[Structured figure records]
________________________________________

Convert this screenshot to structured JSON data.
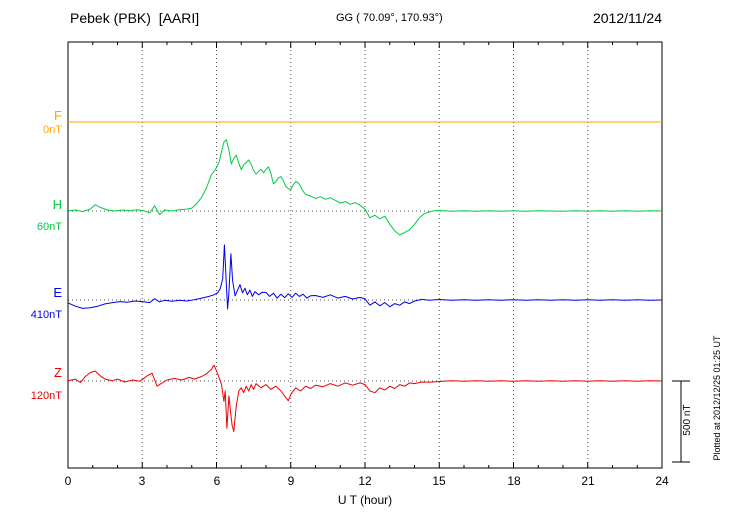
{
  "header": {
    "station": "Pebek (PBK)  [AARI]",
    "coords": "GG ( 70.09°, 170.93°)",
    "date": "2012/11/24"
  },
  "axis": {
    "x_ticks": [
      0,
      3,
      6,
      9,
      12,
      15,
      18,
      21,
      24
    ],
    "x_label": "U T (hour)"
  },
  "right_annotations": {
    "scale_label": "500 nT",
    "plotted_at": "Plotted at 2012/12/25 01:25 UT"
  },
  "chart_data": {
    "type": "line",
    "title": "Pebek (PBK) [AARI] magnetogram 2012/11/24",
    "xlabel": "U T (hour)",
    "x_range": [
      0,
      24
    ],
    "scale_bar_nT": 500,
    "grid": "dotted",
    "series": [
      {
        "name": "F",
        "baseline_label": "0nT",
        "color": "#FFA500",
        "points": [
          [
            0,
            0
          ],
          [
            3,
            0
          ],
          [
            6,
            0
          ],
          [
            9,
            0
          ],
          [
            12,
            0
          ],
          [
            15,
            0
          ],
          [
            18,
            0
          ],
          [
            21,
            0
          ],
          [
            24,
            0
          ]
        ]
      },
      {
        "name": "H",
        "baseline_label": "60nT",
        "color": "#00CC44",
        "points": [
          [
            0,
            2
          ],
          [
            0.3,
            6
          ],
          [
            0.6,
            -4
          ],
          [
            0.9,
            12
          ],
          [
            1.1,
            38
          ],
          [
            1.3,
            22
          ],
          [
            1.6,
            6
          ],
          [
            1.9,
            0
          ],
          [
            2.2,
            6
          ],
          [
            2.5,
            2
          ],
          [
            2.8,
            8
          ],
          [
            3.1,
            0
          ],
          [
            3.3,
            -12
          ],
          [
            3.5,
            32
          ],
          [
            3.7,
            -22
          ],
          [
            3.9,
            6
          ],
          [
            4.2,
            0
          ],
          [
            4.5,
            8
          ],
          [
            4.8,
            12
          ],
          [
            5,
            18
          ],
          [
            5.2,
            45
          ],
          [
            5.4,
            85
          ],
          [
            5.6,
            145
          ],
          [
            5.8,
            225
          ],
          [
            5.95,
            255
          ],
          [
            6.1,
            300
          ],
          [
            6.2,
            365
          ],
          [
            6.3,
            425
          ],
          [
            6.4,
            440
          ],
          [
            6.5,
            375
          ],
          [
            6.6,
            290
          ],
          [
            6.7,
            325
          ],
          [
            6.8,
            345
          ],
          [
            6.9,
            295
          ],
          [
            7,
            255
          ],
          [
            7.1,
            285
          ],
          [
            7.2,
            300
          ],
          [
            7.3,
            315
          ],
          [
            7.4,
            288
          ],
          [
            7.5,
            250
          ],
          [
            7.6,
            228
          ],
          [
            7.7,
            245
          ],
          [
            7.8,
            258
          ],
          [
            7.9,
            235
          ],
          [
            8,
            258
          ],
          [
            8.1,
            272
          ],
          [
            8.2,
            232
          ],
          [
            8.3,
            168
          ],
          [
            8.4,
            182
          ],
          [
            8.5,
            205
          ],
          [
            8.6,
            212
          ],
          [
            8.7,
            188
          ],
          [
            8.8,
            152
          ],
          [
            8.9,
            138
          ],
          [
            9,
            132
          ],
          [
            9.1,
            162
          ],
          [
            9.2,
            182
          ],
          [
            9.3,
            175
          ],
          [
            9.4,
            152
          ],
          [
            9.5,
            122
          ],
          [
            9.6,
            102
          ],
          [
            9.8,
            92
          ],
          [
            10,
            78
          ],
          [
            10.2,
            88
          ],
          [
            10.4,
            72
          ],
          [
            10.6,
            82
          ],
          [
            10.8,
            66
          ],
          [
            11,
            48
          ],
          [
            11.2,
            58
          ],
          [
            11.4,
            42
          ],
          [
            11.6,
            52
          ],
          [
            11.8,
            36
          ],
          [
            12,
            12
          ],
          [
            12.2,
            -42
          ],
          [
            12.4,
            -26
          ],
          [
            12.6,
            -48
          ],
          [
            12.8,
            -32
          ],
          [
            13,
            -82
          ],
          [
            13.2,
            -122
          ],
          [
            13.4,
            -148
          ],
          [
            13.6,
            -132
          ],
          [
            13.8,
            -116
          ],
          [
            14,
            -82
          ],
          [
            14.2,
            -42
          ],
          [
            14.4,
            -16
          ],
          [
            14.6,
            -6
          ],
          [
            14.8,
            2
          ],
          [
            15,
            3
          ],
          [
            15.5,
            -2
          ],
          [
            16,
            2
          ],
          [
            16.5,
            -1
          ],
          [
            17,
            2
          ],
          [
            17.5,
            -2
          ],
          [
            18,
            1
          ],
          [
            18.5,
            -2
          ],
          [
            19,
            2
          ],
          [
            19.5,
            0
          ],
          [
            20,
            -2
          ],
          [
            20.5,
            2
          ],
          [
            21,
            -1
          ],
          [
            21.5,
            1
          ],
          [
            22,
            -2
          ],
          [
            22.5,
            2
          ],
          [
            23,
            -1
          ],
          [
            23.5,
            1
          ],
          [
            24,
            0
          ]
        ]
      },
      {
        "name": "E",
        "baseline_label": "410nT",
        "color": "#0000EE",
        "points": [
          [
            0,
            -18
          ],
          [
            0.3,
            -38
          ],
          [
            0.6,
            -52
          ],
          [
            0.9,
            -48
          ],
          [
            1.2,
            -38
          ],
          [
            1.5,
            -24
          ],
          [
            1.8,
            -16
          ],
          [
            2.1,
            -10
          ],
          [
            2.4,
            -14
          ],
          [
            2.7,
            -6
          ],
          [
            3,
            -10
          ],
          [
            3.3,
            -16
          ],
          [
            3.5,
            8
          ],
          [
            3.7,
            -12
          ],
          [
            3.9,
            -2
          ],
          [
            4.2,
            -8
          ],
          [
            4.5,
            -2
          ],
          [
            4.8,
            -6
          ],
          [
            5.1,
            2
          ],
          [
            5.4,
            12
          ],
          [
            5.7,
            22
          ],
          [
            5.9,
            32
          ],
          [
            6.05,
            45
          ],
          [
            6.15,
            70
          ],
          [
            6.25,
            130
          ],
          [
            6.32,
            340
          ],
          [
            6.4,
            90
          ],
          [
            6.45,
            -55
          ],
          [
            6.5,
            45
          ],
          [
            6.58,
            285
          ],
          [
            6.65,
            120
          ],
          [
            6.75,
            25
          ],
          [
            6.85,
            60
          ],
          [
            6.95,
            95
          ],
          [
            7.05,
            45
          ],
          [
            7.15,
            72
          ],
          [
            7.25,
            32
          ],
          [
            7.35,
            62
          ],
          [
            7.45,
            22
          ],
          [
            7.55,
            52
          ],
          [
            7.7,
            32
          ],
          [
            7.85,
            48
          ],
          [
            8,
            46
          ],
          [
            8.15,
            22
          ],
          [
            8.3,
            42
          ],
          [
            8.45,
            12
          ],
          [
            8.6,
            36
          ],
          [
            8.75,
            15
          ],
          [
            8.9,
            38
          ],
          [
            9.05,
            16
          ],
          [
            9.2,
            42
          ],
          [
            9.35,
            22
          ],
          [
            9.5,
            36
          ],
          [
            9.65,
            12
          ],
          [
            9.8,
            26
          ],
          [
            10,
            28
          ],
          [
            10.3,
            16
          ],
          [
            10.6,
            32
          ],
          [
            10.9,
            12
          ],
          [
            11.2,
            22
          ],
          [
            11.5,
            6
          ],
          [
            11.8,
            16
          ],
          [
            12,
            6
          ],
          [
            12.2,
            -32
          ],
          [
            12.4,
            -12
          ],
          [
            12.6,
            -36
          ],
          [
            12.8,
            -16
          ],
          [
            13,
            -42
          ],
          [
            13.2,
            -22
          ],
          [
            13.4,
            -32
          ],
          [
            13.6,
            -12
          ],
          [
            13.8,
            -22
          ],
          [
            14,
            -6
          ],
          [
            14.3,
            4
          ],
          [
            14.6,
            -2
          ],
          [
            15,
            3
          ],
          [
            15.5,
            -2
          ],
          [
            16,
            2
          ],
          [
            16.5,
            -2
          ],
          [
            17,
            1
          ],
          [
            17.5,
            -1
          ],
          [
            18,
            2
          ],
          [
            18.5,
            -2
          ],
          [
            19,
            1
          ],
          [
            19.5,
            -1
          ],
          [
            20,
            2
          ],
          [
            20.5,
            -1
          ],
          [
            21,
            1
          ],
          [
            21.5,
            -2
          ],
          [
            22,
            2
          ],
          [
            22.5,
            -1
          ],
          [
            23,
            1
          ],
          [
            23.5,
            -1
          ],
          [
            24,
            0
          ]
        ]
      },
      {
        "name": "Z",
        "baseline_label": "120nT",
        "color": "#EE0000",
        "points": [
          [
            0,
            2
          ],
          [
            0.3,
            12
          ],
          [
            0.5,
            -10
          ],
          [
            0.7,
            28
          ],
          [
            0.9,
            52
          ],
          [
            1.1,
            62
          ],
          [
            1.3,
            32
          ],
          [
            1.5,
            12
          ],
          [
            1.8,
            2
          ],
          [
            2,
            12
          ],
          [
            2.3,
            -6
          ],
          [
            2.6,
            6
          ],
          [
            2.9,
            -2
          ],
          [
            3.2,
            32
          ],
          [
            3.4,
            48
          ],
          [
            3.6,
            -32
          ],
          [
            3.8,
            -12
          ],
          [
            4,
            6
          ],
          [
            4.3,
            16
          ],
          [
            4.6,
            6
          ],
          [
            4.9,
            22
          ],
          [
            5.1,
            12
          ],
          [
            5.4,
            28
          ],
          [
            5.6,
            45
          ],
          [
            5.8,
            72
          ],
          [
            5.9,
            98
          ],
          [
            6,
            62
          ],
          [
            6.1,
            22
          ],
          [
            6.2,
            -22
          ],
          [
            6.3,
            -125
          ],
          [
            6.35,
            -62
          ],
          [
            6.42,
            -292
          ],
          [
            6.5,
            -92
          ],
          [
            6.56,
            -182
          ],
          [
            6.63,
            -272
          ],
          [
            6.7,
            -312
          ],
          [
            6.8,
            -152
          ],
          [
            6.9,
            -62
          ],
          [
            7,
            -42
          ],
          [
            7.1,
            -72
          ],
          [
            7.2,
            -32
          ],
          [
            7.3,
            -62
          ],
          [
            7.4,
            -22
          ],
          [
            7.5,
            -52
          ],
          [
            7.6,
            -16
          ],
          [
            7.8,
            -42
          ],
          [
            8,
            -22
          ],
          [
            8.2,
            -52
          ],
          [
            8.4,
            -32
          ],
          [
            8.6,
            -62
          ],
          [
            8.8,
            -102
          ],
          [
            8.9,
            -122
          ],
          [
            9,
            -82
          ],
          [
            9.2,
            -42
          ],
          [
            9.4,
            -62
          ],
          [
            9.6,
            -32
          ],
          [
            9.8,
            -46
          ],
          [
            10,
            -26
          ],
          [
            10.3,
            -36
          ],
          [
            10.6,
            -16
          ],
          [
            10.9,
            -32
          ],
          [
            11.2,
            -12
          ],
          [
            11.5,
            -26
          ],
          [
            11.8,
            -12
          ],
          [
            12,
            -22
          ],
          [
            12.2,
            -62
          ],
          [
            12.4,
            -72
          ],
          [
            12.6,
            -42
          ],
          [
            12.8,
            -56
          ],
          [
            13,
            -32
          ],
          [
            13.2,
            -46
          ],
          [
            13.4,
            -22
          ],
          [
            13.6,
            -32
          ],
          [
            13.8,
            -12
          ],
          [
            14,
            -16
          ],
          [
            14.3,
            -6
          ],
          [
            14.6,
            -8
          ],
          [
            15,
            -3
          ],
          [
            15.5,
            2
          ],
          [
            16,
            -2
          ],
          [
            16.5,
            2
          ],
          [
            17,
            -1
          ],
          [
            17.5,
            1
          ],
          [
            18,
            -2
          ],
          [
            18.5,
            2
          ],
          [
            19,
            -1
          ],
          [
            19.5,
            1
          ],
          [
            20,
            -2
          ],
          [
            20.5,
            1
          ],
          [
            21,
            -1
          ],
          [
            21.5,
            2
          ],
          [
            22,
            -2
          ],
          [
            22.5,
            1
          ],
          [
            23,
            -1
          ],
          [
            23.5,
            1
          ],
          [
            24,
            0
          ]
        ]
      }
    ]
  }
}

________________________________________

REQUIRED WORK
Of all the lines above, how many contain the word "AARI"? Answer with only the number.

RESPONSE TO THIS TASK
2